_SHORT EXERCISE_
Exactly as written, retype the listing below, omitting the pictures.

_PROVIDED DATA_
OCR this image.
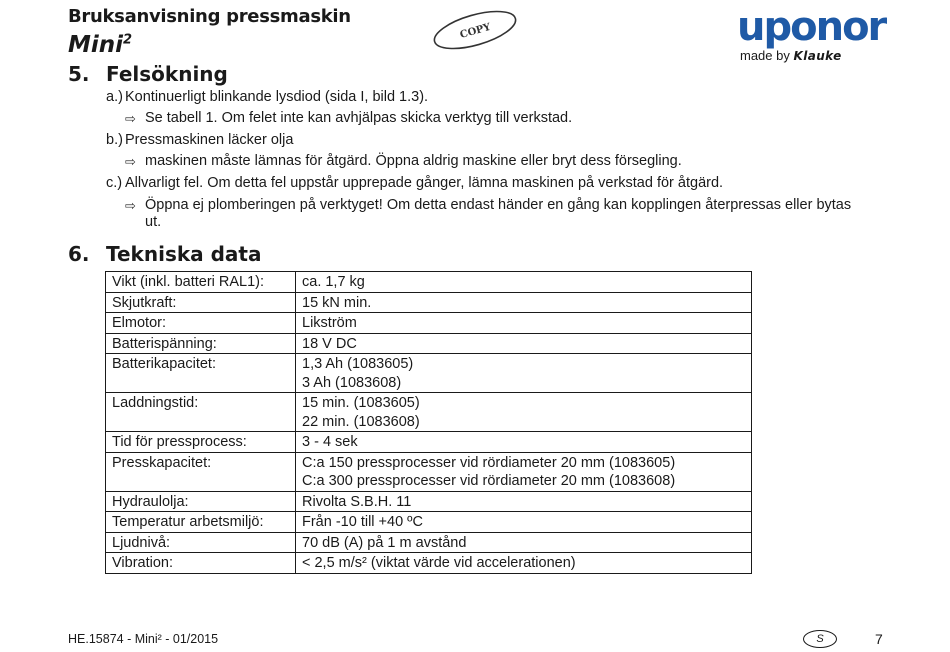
Bruksanvisning pressmaskin
Mini$^2$	COPY	uponor
made by Klauke
5. Felsökning
a.) Kontinuerligt blinkande lysdiod (sida I, bild 1.3).
⇨ Se tabell 1. Om felet inte kan avhjälpas skicka verktyg till verkstad.
b.) Pressmaskinen läcker olja
⇨ maskinen måste lämnas för åtgärd. Öppna aldrig maskine eller bryt dess försegling.
c.) Allvarligt fel. Om detta fel uppstår upprepade gånger, lämna maskinen på verkstad för åtgärd.
⇨ Öppna ej plomberingen på verktyget! Om detta endast händer en gång kan kopplingen återpressas eller bytas
ut.
6. Tekniska data
Vikt (inkl. batteri RAL1):	ca. 1,7 kg

Skjutkraft:	15 kN min.

Elmotor:	Likström

Batterispänning:	18 V DC

Batterikapacitet:	1,3 Ah (1083605)
3 Ah (1083608)

Laddningstid:	15 min. (1083605)
22 min. (1083608)

Tid för pressprocess:	3 - 4 sek

Presskapacitet:	C:a 150 pressprocesser vid rördiameter 20 mm (1083605)
C:a 300 pressprocesser vid rördiameter 20 mm (1083608)

Hydraulolja:	Rivolta S.B.H. 11

Temperatur arbetsmiljö:	Från -10 till +40 ºC

Ljudnivå:	70 dB (A) på 1 m avstånd

Vibration:	< 2,5 m/s² (viktat värde vid accelerationen)
HE.15874 - Mini² - 01/2015	S	7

_FULL RESPONSE_
OCR this image.
Bruksanvisning pressmaskin
Mini$^2$	COPY	uponor
made by Klauke
5. Felsökning
a.) Kontinuerligt blinkande lysdiod (sida I, bild 1.3).
⇨ Se tabell 1. Om felet inte kan avhjälpas skicka verktyg till verkstad.
b.) Pressmaskinen läcker olja
⇨ maskinen måste lämnas för åtgärd. Öppna aldrig maskine eller bryt dess försegling.
c.) Allvarligt fel. Om detta fel uppstår upprepade gånger, lämna maskinen på verkstad för åtgärd.
⇨ Öppna ej plomberingen på verktyget! Om detta endast händer en gång kan kopplingen återpressas eller bytas
ut.
6. Tekniska data
Vikt (inkl. batteri RAL1):	ca. 1,7 kg

Skjutkraft:	15 kN min.

Elmotor:	Likström

Batterispänning:	18 V DC

Batterikapacitet:	1,3 Ah (1083605)
3 Ah (1083608)

Laddningstid:	15 min. (1083605)
22 min. (1083608)

Tid för pressprocess:	3 - 4 sek

Presskapacitet:	C:a 150 pressprocesser vid rördiameter 20 mm (1083605)
C:a 300 pressprocesser vid rördiameter 20 mm (1083608)

Hydraulolja:	Rivolta S.B.H. 11

Temperatur arbetsmiljö:	Från -10 till +40 ºC

Ljudnivå:	70 dB (A) på 1 m avstånd

Vibration:	< 2,5 m/s² (viktat värde vid accelerationen)
HE.15874 - Mini² - 01/2015	S	7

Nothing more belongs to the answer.